* [TEXTO PARA ANALIZAR]:
----------

Parkinson. Enfermedad de Parkinson. Mal de Parkinson.

La enfermedad de Parkinson es un trastorno de la función motora, caracterizado fundamentalmente por debilidad de los movimientos voluntarios, rigidez, temblor de reposo y amimia. La enfermedad de Parkinson se debe a la lesión de las masas grises, particularmente de la sustancia negra y del pallidurn.

Entre las causas más comunes de esta dolencia se hallan: las alteraciones vasculares, que provocan el parkinsonismo arteriosclerótico, el más frecuente; las infecciones, sobre todo las encefálicas, que causan el parkinsonismo postencefalítico; los tóxicos, como óxido de carbono, manganeso, magnesio, plomo, etc., que provocan el parkinsonismo tóxico; los fármacos como la clorpromacina y la reserpina, a dosis altas, desencadenan el parkinsonismo medicamentoso; finalmente, hay una forma cuya causa se desconoce, y que se denomina parkinsonismo idiopático o parálisis agitante.

La enfermedad suele empezar entre los 50 y los 60 años. Los hombres son los más afectados. Excepcionalmente, es hereditaria.

----------

Entradas del conjunto de datos
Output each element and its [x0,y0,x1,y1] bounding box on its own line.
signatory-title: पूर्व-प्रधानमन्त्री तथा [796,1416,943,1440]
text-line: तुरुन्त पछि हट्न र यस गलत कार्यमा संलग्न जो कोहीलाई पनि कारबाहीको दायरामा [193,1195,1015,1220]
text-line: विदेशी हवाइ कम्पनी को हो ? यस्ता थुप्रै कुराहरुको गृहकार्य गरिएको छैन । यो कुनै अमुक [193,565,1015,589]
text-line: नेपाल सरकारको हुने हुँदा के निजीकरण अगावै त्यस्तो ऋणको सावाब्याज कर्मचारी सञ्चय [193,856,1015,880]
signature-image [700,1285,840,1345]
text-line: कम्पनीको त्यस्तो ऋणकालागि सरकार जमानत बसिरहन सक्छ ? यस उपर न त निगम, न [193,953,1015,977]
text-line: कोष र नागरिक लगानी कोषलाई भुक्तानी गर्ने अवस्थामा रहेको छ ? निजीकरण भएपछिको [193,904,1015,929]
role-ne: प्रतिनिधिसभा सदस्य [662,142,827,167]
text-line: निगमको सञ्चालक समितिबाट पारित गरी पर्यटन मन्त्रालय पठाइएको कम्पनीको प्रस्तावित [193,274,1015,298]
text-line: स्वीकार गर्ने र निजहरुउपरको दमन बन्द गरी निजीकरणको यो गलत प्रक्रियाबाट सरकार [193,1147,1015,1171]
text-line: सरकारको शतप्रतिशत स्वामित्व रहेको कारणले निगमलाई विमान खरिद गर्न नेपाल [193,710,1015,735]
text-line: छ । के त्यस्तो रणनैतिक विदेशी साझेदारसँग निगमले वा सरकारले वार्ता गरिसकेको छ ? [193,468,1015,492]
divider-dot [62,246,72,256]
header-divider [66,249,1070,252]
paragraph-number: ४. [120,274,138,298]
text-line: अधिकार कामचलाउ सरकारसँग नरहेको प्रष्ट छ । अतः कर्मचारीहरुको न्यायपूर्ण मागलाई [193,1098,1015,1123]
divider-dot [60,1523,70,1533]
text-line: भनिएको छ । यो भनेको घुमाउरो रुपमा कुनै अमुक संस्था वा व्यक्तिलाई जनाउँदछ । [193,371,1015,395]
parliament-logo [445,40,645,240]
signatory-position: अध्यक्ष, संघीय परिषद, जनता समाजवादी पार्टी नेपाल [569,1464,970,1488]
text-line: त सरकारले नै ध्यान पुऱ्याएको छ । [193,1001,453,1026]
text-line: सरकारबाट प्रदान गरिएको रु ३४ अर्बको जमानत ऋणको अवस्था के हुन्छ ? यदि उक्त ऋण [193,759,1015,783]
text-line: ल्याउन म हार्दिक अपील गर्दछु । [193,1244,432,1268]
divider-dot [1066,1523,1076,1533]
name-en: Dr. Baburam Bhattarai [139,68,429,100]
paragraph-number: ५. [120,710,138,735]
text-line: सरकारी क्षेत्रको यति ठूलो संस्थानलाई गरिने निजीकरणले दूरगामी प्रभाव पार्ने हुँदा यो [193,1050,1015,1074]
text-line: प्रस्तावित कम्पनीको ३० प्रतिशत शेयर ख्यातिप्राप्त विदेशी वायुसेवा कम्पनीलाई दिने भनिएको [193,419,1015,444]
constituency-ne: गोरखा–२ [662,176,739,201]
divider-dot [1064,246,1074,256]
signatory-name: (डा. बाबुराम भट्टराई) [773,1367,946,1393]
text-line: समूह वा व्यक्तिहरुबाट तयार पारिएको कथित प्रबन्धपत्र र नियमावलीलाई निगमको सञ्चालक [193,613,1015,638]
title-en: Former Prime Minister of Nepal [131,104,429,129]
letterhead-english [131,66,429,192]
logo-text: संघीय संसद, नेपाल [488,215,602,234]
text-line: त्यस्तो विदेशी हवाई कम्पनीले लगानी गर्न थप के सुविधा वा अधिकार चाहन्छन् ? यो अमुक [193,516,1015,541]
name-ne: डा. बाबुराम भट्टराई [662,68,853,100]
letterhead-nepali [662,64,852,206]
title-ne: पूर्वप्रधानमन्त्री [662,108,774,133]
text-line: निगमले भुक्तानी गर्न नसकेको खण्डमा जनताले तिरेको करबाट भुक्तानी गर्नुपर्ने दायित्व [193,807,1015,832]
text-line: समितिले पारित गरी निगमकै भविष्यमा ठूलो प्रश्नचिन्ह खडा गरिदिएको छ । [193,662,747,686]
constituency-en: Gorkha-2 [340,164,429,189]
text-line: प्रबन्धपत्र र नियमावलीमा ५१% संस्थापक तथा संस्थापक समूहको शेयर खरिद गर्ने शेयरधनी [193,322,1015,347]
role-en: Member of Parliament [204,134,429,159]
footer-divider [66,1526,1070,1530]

----------

* [ACTIVIDADES]:
a) Edita el texto sobre la enfermedad de Parkinson, todo lo que va desde "La enfermedad de Parkinson es" hasta "y del pallidurn.", y pon "temblor en reposo" en lugar de "temblor de reposo".
b) Según el texto sobre la enfermedad de Parkinson, ¿a qué edad suele empezar esta enfermedad?

* [RESPUESTAS NUMERADAS]:
a)
La enfermedad de Parkinson es un trastorno de la función motora, caracterizado fundamentalmente por debilidad de los movimientos voluntarios, rigidez, temblor en reposo y amimia. La enfermedad de Parkinson se debe a la lesión de las masas grises, particularmente de la sustancia negra y del pallidurn.

b) Suele empezar entre los 50 y los 60 años.